WRITTEN TASK: Write a continuation of the blog post below about taking up blogging, starting right after its last sentence.

DOCUMENT EXTRACT:
____
I think I got into blogging about two years ago. But I've been bitching about my life for a lot longer than that. I was pushed into blogging by friends. Friends who, I can only surmise, were anxious for me to stop laying all my shit at their front doors.
It seemed innocuous enough. Blogging. It seemed like a nice place to work out frustration... to work out my neuroses and also my technical insufficiencies.
But my writing never flourished as I had imagined it would. The internets is a fickle bitch. She takes your hard work and makes you sit there as you realize that your pie in the sky aspirations are just that. There is nothing special about any of us. The only special thing about anyone on the internet is some of them have an innate ability to sell themselves. They are born to braggadoche (not a word. but it was euphonious and i went with it.). They are master manipulators. That is all this world has come down to: Salesmanship.
____
EXCERPTED DATA:
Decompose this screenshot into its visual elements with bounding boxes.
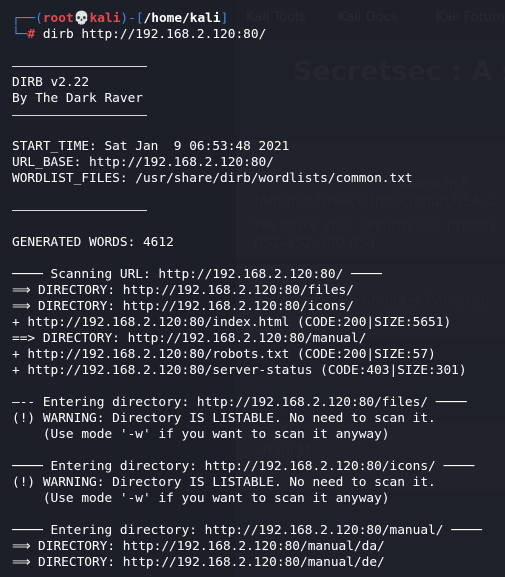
manual-directory: ⟹ DIRECTORY: http://192.168.2.120:80/man… (12, 555, 385, 570)
generated-words: GENERATED WORDS: 4612 (12, 235, 174, 250)
prompt-line: ┌──(root💀kali)-[/home/kali] (12, 11, 228, 27)
dirb-version: DIRB v2.22 (12, 75, 90, 90)
scan-line: ──── Scanning URL: http://192.168.2.120:… (12, 267, 382, 282)
prompt-path: /home/kali (143, 11, 221, 26)
scan-line: ⟹ DIRECTORY: http://192.168.2.120:80/fil… (12, 283, 354, 298)
prompt-hash: # (27, 27, 43, 42)
prompt-user: root💀kali (42, 11, 121, 26)
divider (12, 210, 147, 211)
manual-directory: ⟹ DIRECTORY: http://192.168.2.120:80/man… (12, 539, 385, 554)
icons-warning: (!) WARNING: Directory IS LISTABLE. No n… (12, 475, 436, 490)
command-line[interactable]: └─# dirb http://192.168.2.120:80/ (12, 27, 266, 43)
files-hint: (Use mode '-w' if you want to scan it an… (12, 427, 390, 442)
scan-line: ==> DIRECTORY: http://192.168.2.120:80/m… (12, 331, 367, 346)
terminal-window[interactable]: ┌──(root💀kali)-[/home/kali] └─# dirb htt… (0, 0, 505, 577)
prompt-box-close: ] (220, 11, 229, 26)
url-base: URL_BASE: http://192.168.2.120:80/ (12, 155, 274, 170)
prompt-corner: └─ (12, 27, 28, 42)
dirb-author: By The Dark Raver (12, 91, 143, 106)
divider (12, 66, 147, 67)
files-entering: —-- Entering directory: http://192.168.2… (12, 395, 467, 410)
icons-hint: (Use mode '-w' if you want to scan it an… (12, 491, 390, 506)
manual-entering: ──── Entering directory: http://192.168.… (12, 523, 482, 538)
prompt-box-open: ┌──( (12, 11, 43, 26)
scan-line: + http://192.168.2.120:80/robots.txt (CO… (12, 347, 436, 362)
wordlist-files: WORDLIST_FILES: /usr/share/dirb/wordlist… (12, 171, 413, 186)
scan-line: + http://192.168.2.120:80/index.html (CO… (12, 315, 452, 330)
prompt-box-mid: )-[ (120, 11, 144, 26)
scan-line: + http://192.168.2.120:80/server-status … (12, 363, 467, 378)
icons-entering: ──── Entering directory: http://192.168.… (12, 459, 475, 474)
files-warning: (!) WARNING: Directory IS LISTABLE. No n… (12, 411, 436, 426)
divider (12, 115, 147, 116)
scan-line: ⟹ DIRECTORY: http://192.168.2.120:80/ico… (12, 299, 354, 314)
command-text: dirb http://192.168.2.120:80/ (42, 27, 267, 42)
start-time: START_TIME: Sat Jan 9 06:53:48 2021 (12, 139, 290, 154)
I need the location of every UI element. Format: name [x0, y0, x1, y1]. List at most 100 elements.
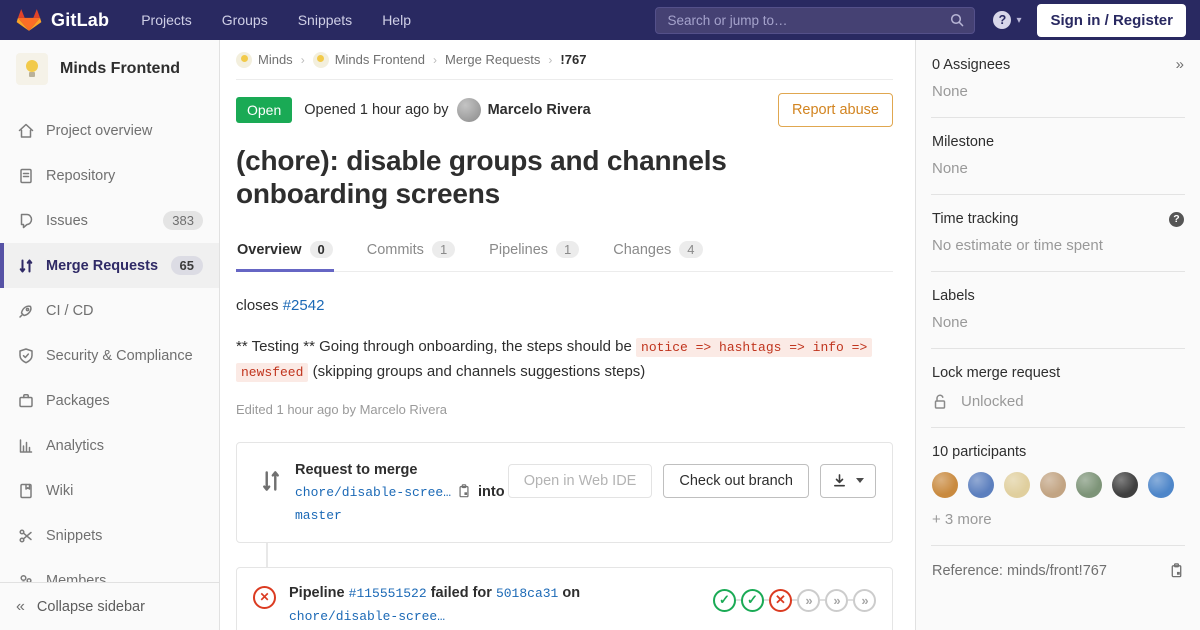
tab-overview[interactable]: Overview 0: [236, 231, 334, 271]
pipeline-stage-icon[interactable]: »: [853, 589, 876, 612]
sidebar-item-repository[interactable]: Repository: [0, 153, 219, 198]
time-tracking-block: Time tracking ? No estimate or time spen…: [931, 195, 1185, 272]
nav-snippets[interactable]: Snippets: [298, 12, 352, 28]
merge-requests-count-badge: 65: [171, 256, 203, 275]
milestone-block: Milestone None: [931, 118, 1185, 195]
pipeline-text: Pipeline #115551522 failed for 5018ca31 …: [289, 582, 580, 628]
merge-request-widget: Request to merge chore/disable-scree…int…: [236, 442, 893, 543]
time-tracking-value: No estimate or time spent: [932, 237, 1184, 254]
pipeline-stage-icon[interactable]: ✓: [741, 589, 764, 612]
reference-text: Reference: minds/front!767: [932, 563, 1107, 579]
target-branch-link[interactable]: master: [295, 508, 342, 523]
angle-double-right-icon[interactable]: »: [1176, 56, 1184, 73]
nav-projects[interactable]: Projects: [141, 12, 192, 28]
sidebar-item-analytics[interactable]: Analytics: [0, 423, 219, 468]
commit-sha-link[interactable]: 5018ca31: [496, 586, 558, 601]
sidebar-item-snippets[interactable]: Snippets: [0, 513, 219, 558]
reference-block: Reference: minds/front!767: [931, 546, 1185, 596]
breadcrumb-current-mr: !767: [560, 52, 586, 67]
primary-nav: Projects Groups Snippets Help: [141, 12, 411, 28]
participant-avatar[interactable]: [1076, 472, 1102, 498]
participant-avatar[interactable]: [968, 472, 994, 498]
unlock-icon: [932, 393, 948, 410]
author-avatar[interactable]: [457, 98, 481, 122]
mr-description: closes #2542 ** Testing ** Going through…: [236, 297, 893, 417]
project-header[interactable]: Minds Frontend: [0, 40, 219, 96]
angle-double-left-icon: «: [16, 598, 25, 616]
global-search[interactable]: [655, 7, 975, 34]
pipeline-stage-icon[interactable]: ✕: [769, 589, 792, 612]
sidebar-item-packages[interactable]: Packages: [0, 378, 219, 423]
collapse-sidebar-button[interactable]: « Collapse sidebar: [0, 582, 219, 630]
inline-code: notice => hashtags => info =>: [636, 338, 872, 357]
assignees-title[interactable]: 0 Assignees: [932, 57, 1010, 73]
pipeline-stage-icon[interactable]: »: [825, 589, 848, 612]
breadcrumb-minds[interactable]: Minds: [236, 52, 293, 68]
tab-changes-count: 4: [679, 241, 702, 258]
breadcrumb-separator: ›: [548, 53, 552, 67]
description-body: ** Testing ** Going through onboarding, …: [236, 335, 876, 385]
pipeline-number-link[interactable]: #115551522: [349, 586, 427, 601]
download-icon: [832, 473, 847, 488]
participants-more-link[interactable]: + 3 more: [932, 511, 1184, 528]
lock-value: Unlocked: [961, 393, 1024, 410]
issue-link[interactable]: #2542: [283, 297, 325, 314]
help-icon: ?: [993, 11, 1011, 29]
chart-icon: [16, 436, 35, 455]
project-avatar: [16, 53, 48, 85]
top-navbar: GitLab Projects Groups Snippets Help ? ▾…: [0, 0, 1200, 40]
group-avatar: [236, 52, 252, 68]
labels-title[interactable]: Labels: [932, 288, 975, 304]
copy-reference-icon[interactable]: [1169, 562, 1184, 579]
tab-commits[interactable]: Commits 1: [366, 231, 456, 271]
nav-groups[interactable]: Groups: [222, 12, 268, 28]
rocket-icon: [16, 301, 35, 320]
participant-avatar[interactable]: [1004, 472, 1030, 498]
sidebar-item-wiki[interactable]: Wiki: [0, 468, 219, 513]
source-branch-link[interactable]: chore/disable-scree…: [295, 485, 451, 500]
pipeline-branch-link[interactable]: chore/disable-scree…: [289, 609, 445, 624]
search-input[interactable]: [665, 12, 949, 29]
milestone-title[interactable]: Milestone: [932, 134, 994, 150]
project-name: Minds Frontend: [60, 60, 180, 78]
book-icon: [16, 481, 35, 500]
participant-avatar[interactable]: [932, 472, 958, 498]
repository-icon: [16, 166, 35, 185]
nav-help[interactable]: Help: [382, 12, 411, 28]
open-web-ide-button[interactable]: Open in Web IDE: [508, 464, 653, 498]
sidebar-item-merge-requests[interactable]: Merge Requests 65: [0, 243, 219, 288]
participant-avatar[interactable]: [1040, 472, 1066, 498]
author-name[interactable]: Marcelo Rivera: [488, 102, 591, 118]
sidebar-item-project-overview[interactable]: Project overview: [0, 108, 219, 153]
participants-title: 10 participants: [932, 444, 1026, 460]
tab-pipelines-count: 1: [556, 241, 579, 258]
sidebar-item-issues[interactable]: Issues 383: [0, 198, 219, 243]
copy-branch-icon[interactable]: [457, 483, 471, 499]
time-tracking-help-icon[interactable]: ?: [1169, 212, 1184, 227]
labels-value: None: [932, 314, 1184, 331]
sidebar-nav: Project overview Repository Issues 383: [0, 108, 219, 603]
download-dropdown-button[interactable]: [820, 464, 876, 498]
sign-in-register-button[interactable]: Sign in / Register: [1037, 4, 1186, 37]
tab-changes[interactable]: Changes 4: [612, 231, 703, 271]
participant-avatar[interactable]: [1148, 472, 1174, 498]
breadcrumb-merge-requests[interactable]: Merge Requests: [445, 52, 540, 67]
merge-request-icon: [16, 256, 35, 275]
report-abuse-button[interactable]: Report abuse: [778, 93, 893, 127]
mr-main-content: Minds › Minds Frontend › Merge Requests …: [220, 40, 915, 630]
help-menu[interactable]: ? ▾: [993, 11, 1021, 29]
sidebar-item-ci-cd[interactable]: CI / CD: [0, 288, 219, 333]
participant-avatar[interactable]: [1112, 472, 1138, 498]
project-avatar-small: [313, 52, 329, 68]
tab-pipelines[interactable]: Pipelines 1: [488, 231, 580, 271]
pipeline-stage-icon[interactable]: »: [797, 589, 820, 612]
gitlab-logo[interactable]: GitLab: [0, 8, 119, 33]
timeline-connector: [266, 543, 268, 567]
sidebar-item-security-compliance[interactable]: Security & Compliance: [0, 333, 219, 378]
breadcrumb-minds-frontend[interactable]: Minds Frontend: [313, 52, 425, 68]
time-tracking-title: Time tracking: [932, 211, 1018, 227]
pipeline-stage-icon[interactable]: ✓: [713, 589, 736, 612]
brand-name: GitLab: [51, 10, 109, 31]
checkout-branch-button[interactable]: Check out branch: [663, 464, 809, 498]
pipeline-failed-icon[interactable]: ✕: [253, 586, 276, 609]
____
EXPECTED OUTPUT:
Who can put themselves into the prettiest package?
Did I display enough internal conflict externally today? Or do I have to tell them about the time I almost got into a three way with my cousin?
Do I have to bare my soul, only to have "RipperChazzz31" comment that I'm a "... pussy who should crawl out youre[sic] mommas[sic] ass and visit the real world."?
Would that real world include you? Because honestly, I'm good.
There is no real world anymore. Real is imaginary. We create these sprawling, detailed, fictional accounts of our lives, so intricate, Dickens himself would applaud with jealously. We co-opt our imagination and make it our reality. Who knows whether or not its true... that doesn't matter. What matters is how many hits your site got today.
Man it sucks when that hit counter just doesn't move. When the only people who visit your site are the occasional wrong click, or the not so occasional hit from a masturbating cyber nerd who happens upon your post from two years ago about how hot the chicks from Battlestar Galactica are. Seriously. I have your IP address, Emir of Bhutan.
So to get your blog out there, you visit other people's blogs and are forced to leave comments and shamelessly pimp you blog without looking like you're shamelessly pimping your blog. It takes a special kind of deceitfulness to be able to do this and be undetected.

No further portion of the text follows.